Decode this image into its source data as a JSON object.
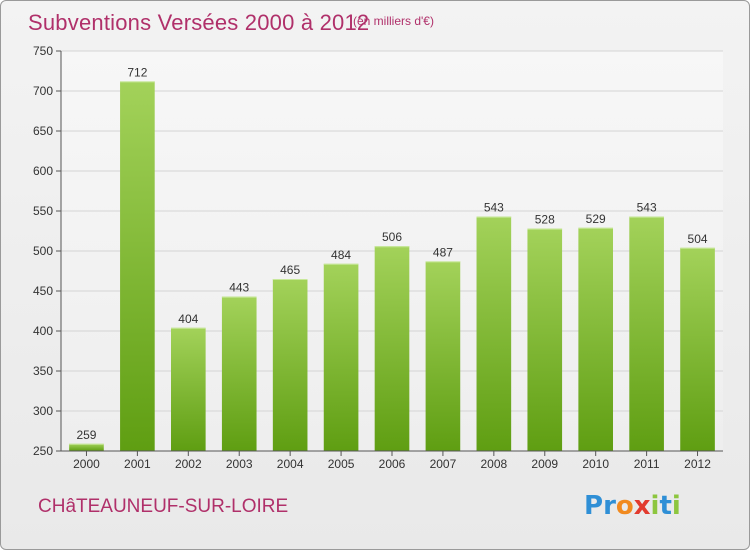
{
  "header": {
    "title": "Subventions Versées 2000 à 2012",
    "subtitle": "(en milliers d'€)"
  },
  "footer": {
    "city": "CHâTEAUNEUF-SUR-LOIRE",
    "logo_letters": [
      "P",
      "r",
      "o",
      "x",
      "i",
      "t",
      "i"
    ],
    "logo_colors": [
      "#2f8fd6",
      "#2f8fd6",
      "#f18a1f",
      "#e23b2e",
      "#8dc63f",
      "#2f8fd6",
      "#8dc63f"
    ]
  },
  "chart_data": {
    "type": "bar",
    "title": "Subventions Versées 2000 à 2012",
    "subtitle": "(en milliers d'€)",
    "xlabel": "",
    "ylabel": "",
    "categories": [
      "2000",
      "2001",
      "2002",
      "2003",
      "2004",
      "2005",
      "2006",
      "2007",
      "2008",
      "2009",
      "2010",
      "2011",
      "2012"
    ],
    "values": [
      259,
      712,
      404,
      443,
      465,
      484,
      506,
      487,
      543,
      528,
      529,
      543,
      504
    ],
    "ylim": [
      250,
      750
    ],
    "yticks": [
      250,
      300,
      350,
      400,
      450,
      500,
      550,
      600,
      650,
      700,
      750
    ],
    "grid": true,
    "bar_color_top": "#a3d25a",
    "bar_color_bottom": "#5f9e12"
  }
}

- - - - - - -

● Objective
Go through the listing above and write it out again exactly, dropping the pictures.

● Answer to this exercise
Decode this image into its source data as a JSON object.
{
  "header": {
    "title": "Subventions Versées 2000 à 2012",
    "subtitle": "(en milliers d'€)"
  },
  "footer": {
    "city": "CHâTEAUNEUF-SUR-LOIRE",
    "logo_letters": [
      "P",
      "r",
      "o",
      "x",
      "i",
      "t",
      "i"
    ],
    "logo_colors": [
      "#2f8fd6",
      "#2f8fd6",
      "#f18a1f",
      "#e23b2e",
      "#8dc63f",
      "#2f8fd6",
      "#8dc63f"
    ]
  },
  "chart_data": {
    "type": "bar",
    "title": "Subventions Versées 2000 à 2012",
    "subtitle": "(en milliers d'€)",
    "xlabel": "",
    "ylabel": "",
    "categories": [
      "2000",
      "2001",
      "2002",
      "2003",
      "2004",
      "2005",
      "2006",
      "2007",
      "2008",
      "2009",
      "2010",
      "2011",
      "2012"
    ],
    "values": [
      259,
      712,
      404,
      443,
      465,
      484,
      506,
      487,
      543,
      528,
      529,
      543,
      504
    ],
    "ylim": [
      250,
      750
    ],
    "yticks": [
      250,
      300,
      350,
      400,
      450,
      500,
      550,
      600,
      650,
      700,
      750
    ],
    "grid": true,
    "bar_color_top": "#a3d25a",
    "bar_color_bottom": "#5f9e12"
  }
}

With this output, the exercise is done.